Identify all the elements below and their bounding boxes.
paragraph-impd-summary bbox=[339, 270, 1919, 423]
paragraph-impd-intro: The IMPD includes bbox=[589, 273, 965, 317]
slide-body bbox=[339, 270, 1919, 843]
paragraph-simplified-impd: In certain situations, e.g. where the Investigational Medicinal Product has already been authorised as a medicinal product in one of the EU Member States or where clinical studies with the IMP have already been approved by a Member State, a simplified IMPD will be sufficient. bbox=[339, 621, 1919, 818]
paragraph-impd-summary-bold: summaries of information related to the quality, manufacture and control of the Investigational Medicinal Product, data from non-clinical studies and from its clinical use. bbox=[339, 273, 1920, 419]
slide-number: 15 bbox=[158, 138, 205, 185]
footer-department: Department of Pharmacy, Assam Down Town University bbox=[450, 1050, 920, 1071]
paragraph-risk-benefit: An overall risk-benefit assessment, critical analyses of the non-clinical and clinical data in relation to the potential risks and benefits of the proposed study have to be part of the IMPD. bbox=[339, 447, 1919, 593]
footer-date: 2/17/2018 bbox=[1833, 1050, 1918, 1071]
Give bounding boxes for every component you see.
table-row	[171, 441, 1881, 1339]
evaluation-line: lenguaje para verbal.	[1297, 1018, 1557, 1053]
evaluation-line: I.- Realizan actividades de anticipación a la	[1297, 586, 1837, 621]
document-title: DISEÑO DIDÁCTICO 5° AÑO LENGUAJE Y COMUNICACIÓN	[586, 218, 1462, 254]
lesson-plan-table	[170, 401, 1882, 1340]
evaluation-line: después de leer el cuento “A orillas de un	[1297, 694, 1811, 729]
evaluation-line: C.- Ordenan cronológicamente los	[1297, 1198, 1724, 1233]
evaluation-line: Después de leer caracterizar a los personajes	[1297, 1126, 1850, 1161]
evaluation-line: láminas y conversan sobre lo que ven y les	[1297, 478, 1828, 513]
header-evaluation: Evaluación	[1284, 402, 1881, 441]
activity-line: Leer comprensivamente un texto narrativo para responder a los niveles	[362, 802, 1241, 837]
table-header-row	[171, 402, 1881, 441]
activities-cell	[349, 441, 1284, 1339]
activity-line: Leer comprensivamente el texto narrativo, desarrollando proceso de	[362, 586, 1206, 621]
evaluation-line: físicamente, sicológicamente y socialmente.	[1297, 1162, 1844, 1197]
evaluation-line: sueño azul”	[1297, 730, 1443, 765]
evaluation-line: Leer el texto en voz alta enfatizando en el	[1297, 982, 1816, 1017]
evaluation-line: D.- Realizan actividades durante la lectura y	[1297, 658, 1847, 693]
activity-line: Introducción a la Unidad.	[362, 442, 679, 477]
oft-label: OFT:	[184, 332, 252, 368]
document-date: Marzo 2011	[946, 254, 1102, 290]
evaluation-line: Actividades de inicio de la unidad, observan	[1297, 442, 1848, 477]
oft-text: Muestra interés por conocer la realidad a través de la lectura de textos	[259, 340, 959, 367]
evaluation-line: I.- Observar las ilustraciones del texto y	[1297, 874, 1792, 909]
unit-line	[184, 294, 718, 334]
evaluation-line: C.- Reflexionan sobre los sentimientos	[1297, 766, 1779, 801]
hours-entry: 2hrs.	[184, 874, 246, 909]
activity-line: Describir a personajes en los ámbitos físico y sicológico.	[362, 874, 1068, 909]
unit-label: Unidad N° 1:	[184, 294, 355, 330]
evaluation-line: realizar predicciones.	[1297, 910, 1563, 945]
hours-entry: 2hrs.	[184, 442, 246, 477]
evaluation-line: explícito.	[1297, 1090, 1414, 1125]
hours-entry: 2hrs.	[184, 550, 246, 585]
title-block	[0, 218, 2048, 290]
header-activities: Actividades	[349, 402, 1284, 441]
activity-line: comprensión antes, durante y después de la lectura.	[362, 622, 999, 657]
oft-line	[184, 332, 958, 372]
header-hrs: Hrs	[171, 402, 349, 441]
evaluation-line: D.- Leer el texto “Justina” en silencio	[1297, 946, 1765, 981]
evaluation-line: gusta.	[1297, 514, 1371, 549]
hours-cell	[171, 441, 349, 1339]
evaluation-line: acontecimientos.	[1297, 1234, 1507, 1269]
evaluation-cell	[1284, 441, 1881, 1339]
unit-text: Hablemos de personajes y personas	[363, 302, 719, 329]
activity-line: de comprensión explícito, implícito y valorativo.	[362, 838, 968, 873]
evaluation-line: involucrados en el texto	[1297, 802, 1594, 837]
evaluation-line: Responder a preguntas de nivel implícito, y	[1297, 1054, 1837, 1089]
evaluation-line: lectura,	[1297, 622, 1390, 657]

## Short exercise
Print all of the records above again, line for line and without any change.

## Exercise response
Identify all the elements below and their bounding boxes.
paragraph-impd-summary bbox=[339, 270, 1919, 423]
paragraph-impd-intro: The IMPD includes bbox=[589, 273, 965, 317]
slide-body bbox=[339, 270, 1919, 843]
paragraph-simplified-impd: In certain situations, e.g. where the Investigational Medicinal Product has already been authorised as a medicinal product in one of the EU Member States or where clinical studies with the IMP have already been approved by a Member State, a simplified IMPD will be sufficient. bbox=[339, 621, 1919, 818]
paragraph-impd-summary-bold: summaries of information related to the quality, manufacture and control of the Investigational Medicinal Product, data from non-clinical studies and from its clinical use. bbox=[339, 273, 1920, 419]
slide-number: 15 bbox=[158, 138, 205, 185]
footer-department: Department of Pharmacy, Assam Down Town University bbox=[450, 1050, 920, 1071]
paragraph-risk-benefit: An overall risk-benefit assessment, critical analyses of the non-clinical and clinical data in relation to the potential risks and benefits of the proposed study have to be part of the IMPD. bbox=[339, 447, 1919, 593]
footer-date: 2/17/2018 bbox=[1833, 1050, 1918, 1071]
Give bounding boxes for every component you see.
table-row	[171, 441, 1881, 1339]
evaluation-line: lenguaje para verbal.	[1297, 1018, 1557, 1053]
evaluation-line: I.- Realizan actividades de anticipación a la	[1297, 586, 1837, 621]
document-title: DISEÑO DIDÁCTICO 5° AÑO LENGUAJE Y COMUNICACIÓN	[586, 218, 1462, 254]
lesson-plan-table	[170, 401, 1882, 1340]
evaluation-line: después de leer el cuento “A orillas de un	[1297, 694, 1811, 729]
evaluation-line: C.- Ordenan cronológicamente los	[1297, 1198, 1724, 1233]
evaluation-line: Después de leer caracterizar a los personajes	[1297, 1126, 1850, 1161]
evaluation-line: láminas y conversan sobre lo que ven y les	[1297, 478, 1828, 513]
header-evaluation: Evaluación	[1284, 402, 1881, 441]
activity-line: Leer comprensivamente un texto narrativo para responder a los niveles	[362, 802, 1241, 837]
table-header-row	[171, 402, 1881, 441]
activities-cell	[349, 441, 1284, 1339]
activity-line: Leer comprensivamente el texto narrativo, desarrollando proceso de	[362, 586, 1206, 621]
evaluation-line: físicamente, sicológicamente y socialmente.	[1297, 1162, 1844, 1197]
evaluation-line: sueño azul”	[1297, 730, 1443, 765]
evaluation-line: Leer el texto en voz alta enfatizando en el	[1297, 982, 1816, 1017]
evaluation-line: D.- Realizan actividades durante la lectura y	[1297, 658, 1847, 693]
activity-line: Introducción a la Unidad.	[362, 442, 679, 477]
oft-label: OFT:	[184, 332, 252, 368]
document-date: Marzo 2011	[946, 254, 1102, 290]
evaluation-line: Actividades de inicio de la unidad, observan	[1297, 442, 1848, 477]
oft-text: Muestra interés por conocer la realidad a través de la lectura de textos	[259, 340, 959, 367]
evaluation-line: I.- Observar las ilustraciones del texto y	[1297, 874, 1792, 909]
unit-line	[184, 294, 718, 334]
evaluation-line: C.- Reflexionan sobre los sentimientos	[1297, 766, 1779, 801]
hours-entry: 2hrs.	[184, 874, 246, 909]
activity-line: Describir a personajes en los ámbitos físico y sicológico.	[362, 874, 1068, 909]
unit-label: Unidad N° 1:	[184, 294, 355, 330]
evaluation-line: realizar predicciones.	[1297, 910, 1563, 945]
hours-entry: 2hrs.	[184, 442, 246, 477]
evaluation-line: explícito.	[1297, 1090, 1414, 1125]
hours-entry: 2hrs.	[184, 550, 246, 585]
title-block	[0, 218, 2048, 290]
header-activities: Actividades	[349, 402, 1284, 441]
activity-line: comprensión antes, durante y después de la lectura.	[362, 622, 999, 657]
oft-line	[184, 332, 958, 372]
header-hrs: Hrs	[171, 402, 349, 441]
evaluation-line: D.- Leer el texto “Justina” en silencio	[1297, 946, 1765, 981]
evaluation-line: gusta.	[1297, 514, 1371, 549]
hours-cell	[171, 441, 349, 1339]
evaluation-line: acontecimientos.	[1297, 1234, 1507, 1269]
evaluation-cell	[1284, 441, 1881, 1339]
unit-text: Hablemos de personajes y personas	[363, 302, 719, 329]
activity-line: de comprensión explícito, implícito y valorativo.	[362, 838, 968, 873]
evaluation-line: involucrados en el texto	[1297, 802, 1594, 837]
evaluation-line: Responder a preguntas de nivel implícito, y	[1297, 1054, 1837, 1089]
evaluation-line: lectura,	[1297, 622, 1390, 657]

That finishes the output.